** Start of Data shown **
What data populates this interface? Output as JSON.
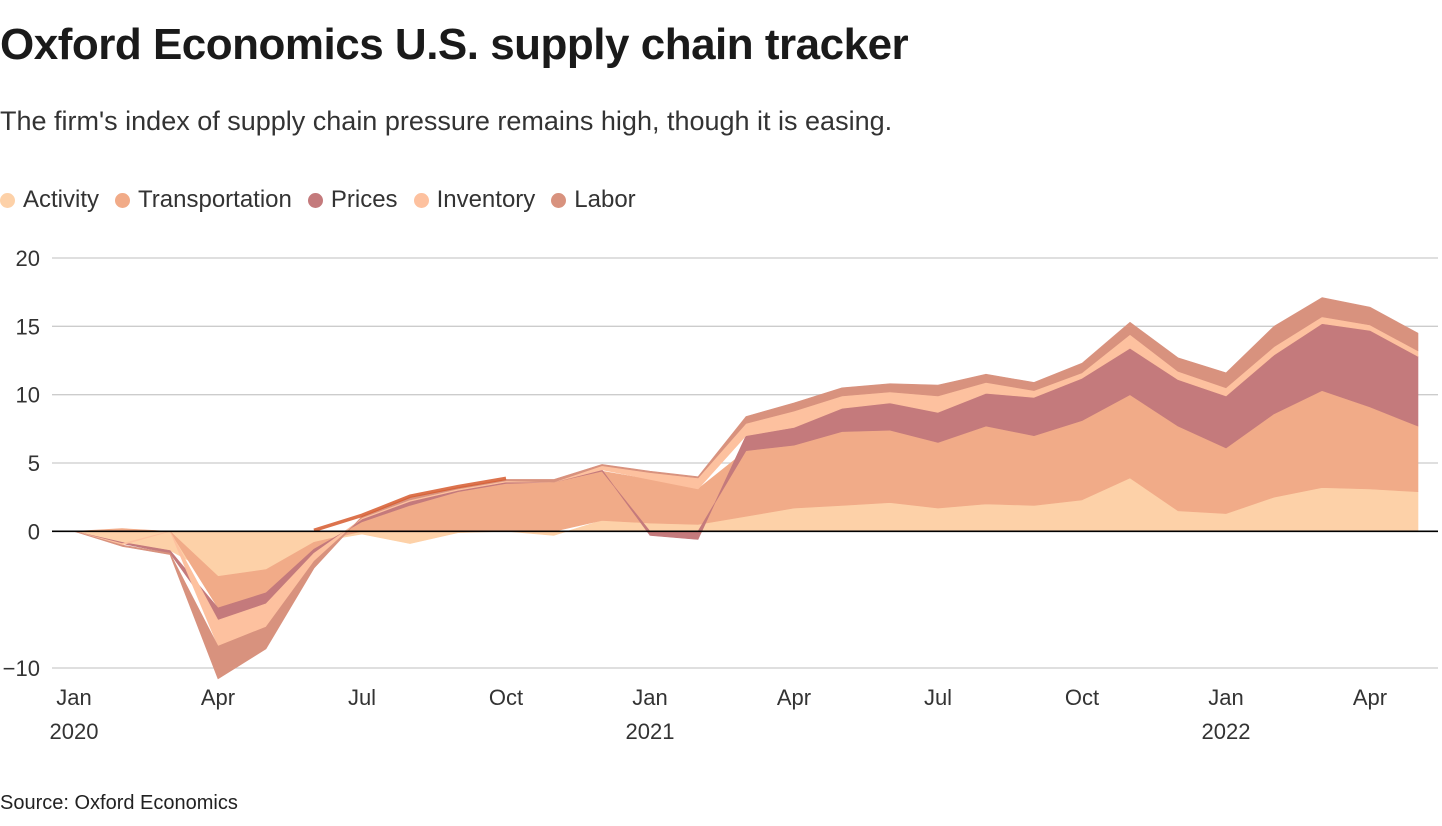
{
  "title": "Oxford Economics U.S. supply chain tracker",
  "subtitle": "The firm's index of supply chain pressure remains high, though it is easing.",
  "source": "Source: Oxford Economics",
  "colors": {
    "activity": "#fdd1a8",
    "transportation": "#f1ab88",
    "prices": "#c47a7c",
    "inventory": "#fdc19f",
    "labor": "#d8927e",
    "early_rise": "#d65a2e",
    "grid": "#cccccc",
    "zero": "#000000"
  },
  "chart_data": {
    "type": "area",
    "stacked": true,
    "title": "Oxford Economics U.S. supply chain tracker",
    "ylim": [
      -10,
      20
    ],
    "y_ticks": [
      "20",
      "15",
      "10",
      "5",
      "0",
      "−10"
    ],
    "y_tick_values": [
      20,
      15,
      10,
      5,
      0,
      -10
    ],
    "x_ticks": [
      {
        "label": "Jan",
        "sub": "2020",
        "index": 0
      },
      {
        "label": "Apr",
        "sub": "",
        "index": 3
      },
      {
        "label": "Jul",
        "sub": "",
        "index": 6
      },
      {
        "label": "Oct",
        "sub": "",
        "index": 9
      },
      {
        "label": "Jan",
        "sub": "2021",
        "index": 12
      },
      {
        "label": "Apr",
        "sub": "",
        "index": 15
      },
      {
        "label": "Jul",
        "sub": "",
        "index": 18
      },
      {
        "label": "Oct",
        "sub": "",
        "index": 21
      },
      {
        "label": "Jan",
        "sub": "2022",
        "index": 24
      },
      {
        "label": "Apr",
        "sub": "",
        "index": 27
      }
    ],
    "months": [
      "2020-01",
      "2020-02",
      "2020-03",
      "2020-04",
      "2020-05",
      "2020-06",
      "2020-07",
      "2020-08",
      "2020-09",
      "2020-10",
      "2020-11",
      "2020-12",
      "2021-01",
      "2021-02",
      "2021-03",
      "2021-04",
      "2021-05",
      "2021-06",
      "2021-07",
      "2021-08",
      "2021-09",
      "2021-10",
      "2021-11",
      "2021-12",
      "2022-01",
      "2022-02",
      "2022-03",
      "2022-04",
      "2022-05"
    ],
    "legend_position": "top-left",
    "grid": true,
    "series": [
      {
        "name": "Activity",
        "key": "activity",
        "values": [
          0,
          -0.8,
          -1.4,
          -3.3,
          -2.8,
          -0.8,
          -0.2,
          -0.9,
          -0.1,
          0,
          -0.3,
          0.8,
          0.6,
          0.5,
          1.1,
          1.7,
          1.9,
          2.1,
          1.7,
          2.0,
          1.9,
          2.3,
          3.9,
          1.5,
          1.3,
          2.5,
          3.2,
          3.1,
          2.9
        ]
      },
      {
        "name": "Transportation",
        "key": "transportation",
        "values": [
          0,
          0.2,
          0,
          -2.3,
          -1.7,
          -0.5,
          0.7,
          1.9,
          2.9,
          3.5,
          3.6,
          3.6,
          3.2,
          2.6,
          4.8,
          4.6,
          5.4,
          5.3,
          4.8,
          5.7,
          5.1,
          5.8,
          6.1,
          6.2,
          4.8,
          6.1,
          7.1,
          6.0,
          4.8
        ]
      },
      {
        "name": "Prices",
        "key": "prices",
        "values": [
          0,
          -0.1,
          -0.2,
          -0.9,
          -0.8,
          -0.3,
          0.2,
          0.3,
          0.1,
          0.1,
          0,
          0.1,
          -0.3,
          -0.6,
          1.1,
          1.3,
          1.7,
          2.0,
          2.2,
          2.4,
          2.8,
          3.1,
          3.4,
          3.4,
          3.8,
          4.3,
          4.9,
          5.6,
          5.1
        ]
      },
      {
        "name": "Inventory",
        "key": "inventory",
        "values": [
          0,
          -0.1,
          0,
          -1.9,
          -1.7,
          -0.6,
          0.1,
          0.1,
          0.1,
          0.1,
          0,
          0.3,
          0.5,
          0.8,
          0.9,
          1.2,
          0.9,
          0.8,
          1.2,
          0.8,
          0.5,
          0.4,
          1.0,
          0.6,
          0.6,
          0.6,
          0.5,
          0.4,
          0.4
        ]
      },
      {
        "name": "Labor",
        "key": "labor",
        "values": [
          0,
          -0.1,
          -0.1,
          -2.4,
          -1.6,
          -0.5,
          0.1,
          0.2,
          0.1,
          0.1,
          0.2,
          0.1,
          0.1,
          0.1,
          0.5,
          0.6,
          0.6,
          0.6,
          0.8,
          0.6,
          0.6,
          0.7,
          0.9,
          1.0,
          1.1,
          1.5,
          1.4,
          1.3,
          1.3
        ]
      }
    ]
  }
}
** End of Data shown **
_The exercise_.
Copy each line above precisely, dropping the pictures.

_Response below_.
What data populates this interface? Output as JSON.
{
  "title": "Oxford Economics U.S. supply chain tracker",
  "subtitle": "The firm's index of supply chain pressure remains high, though it is easing.",
  "source": "Source: Oxford Economics",
  "colors": {
    "activity": "#fdd1a8",
    "transportation": "#f1ab88",
    "prices": "#c47a7c",
    "inventory": "#fdc19f",
    "labor": "#d8927e",
    "early_rise": "#d65a2e",
    "grid": "#cccccc",
    "zero": "#000000"
  },
  "chart_data": {
    "type": "area",
    "stacked": true,
    "title": "Oxford Economics U.S. supply chain tracker",
    "ylim": [
      -10,
      20
    ],
    "y_ticks": [
      "20",
      "15",
      "10",
      "5",
      "0",
      "−10"
    ],
    "y_tick_values": [
      20,
      15,
      10,
      5,
      0,
      -10
    ],
    "x_ticks": [
      {
        "label": "Jan",
        "sub": "2020",
        "index": 0
      },
      {
        "label": "Apr",
        "sub": "",
        "index": 3
      },
      {
        "label": "Jul",
        "sub": "",
        "index": 6
      },
      {
        "label": "Oct",
        "sub": "",
        "index": 9
      },
      {
        "label": "Jan",
        "sub": "2021",
        "index": 12
      },
      {
        "label": "Apr",
        "sub": "",
        "index": 15
      },
      {
        "label": "Jul",
        "sub": "",
        "index": 18
      },
      {
        "label": "Oct",
        "sub": "",
        "index": 21
      },
      {
        "label": "Jan",
        "sub": "2022",
        "index": 24
      },
      {
        "label": "Apr",
        "sub": "",
        "index": 27
      }
    ],
    "months": [
      "2020-01",
      "2020-02",
      "2020-03",
      "2020-04",
      "2020-05",
      "2020-06",
      "2020-07",
      "2020-08",
      "2020-09",
      "2020-10",
      "2020-11",
      "2020-12",
      "2021-01",
      "2021-02",
      "2021-03",
      "2021-04",
      "2021-05",
      "2021-06",
      "2021-07",
      "2021-08",
      "2021-09",
      "2021-10",
      "2021-11",
      "2021-12",
      "2022-01",
      "2022-02",
      "2022-03",
      "2022-04",
      "2022-05"
    ],
    "legend_position": "top-left",
    "grid": true,
    "series": [
      {
        "name": "Activity",
        "key": "activity",
        "values": [
          0,
          -0.8,
          -1.4,
          -3.3,
          -2.8,
          -0.8,
          -0.2,
          -0.9,
          -0.1,
          0,
          -0.3,
          0.8,
          0.6,
          0.5,
          1.1,
          1.7,
          1.9,
          2.1,
          1.7,
          2.0,
          1.9,
          2.3,
          3.9,
          1.5,
          1.3,
          2.5,
          3.2,
          3.1,
          2.9
        ]
      },
      {
        "name": "Transportation",
        "key": "transportation",
        "values": [
          0,
          0.2,
          0,
          -2.3,
          -1.7,
          -0.5,
          0.7,
          1.9,
          2.9,
          3.5,
          3.6,
          3.6,
          3.2,
          2.6,
          4.8,
          4.6,
          5.4,
          5.3,
          4.8,
          5.7,
          5.1,
          5.8,
          6.1,
          6.2,
          4.8,
          6.1,
          7.1,
          6.0,
          4.8
        ]
      },
      {
        "name": "Prices",
        "key": "prices",
        "values": [
          0,
          -0.1,
          -0.2,
          -0.9,
          -0.8,
          -0.3,
          0.2,
          0.3,
          0.1,
          0.1,
          0,
          0.1,
          -0.3,
          -0.6,
          1.1,
          1.3,
          1.7,
          2.0,
          2.2,
          2.4,
          2.8,
          3.1,
          3.4,
          3.4,
          3.8,
          4.3,
          4.9,
          5.6,
          5.1
        ]
      },
      {
        "name": "Inventory",
        "key": "inventory",
        "values": [
          0,
          -0.1,
          0,
          -1.9,
          -1.7,
          -0.6,
          0.1,
          0.1,
          0.1,
          0.1,
          0,
          0.3,
          0.5,
          0.8,
          0.9,
          1.2,
          0.9,
          0.8,
          1.2,
          0.8,
          0.5,
          0.4,
          1.0,
          0.6,
          0.6,
          0.6,
          0.5,
          0.4,
          0.4
        ]
      },
      {
        "name": "Labor",
        "key": "labor",
        "values": [
          0,
          -0.1,
          -0.1,
          -2.4,
          -1.6,
          -0.5,
          0.1,
          0.2,
          0.1,
          0.1,
          0.2,
          0.1,
          0.1,
          0.1,
          0.5,
          0.6,
          0.6,
          0.6,
          0.8,
          0.6,
          0.6,
          0.7,
          0.9,
          1.0,
          1.1,
          1.5,
          1.4,
          1.3,
          1.3
        ]
      }
    ]
  }
}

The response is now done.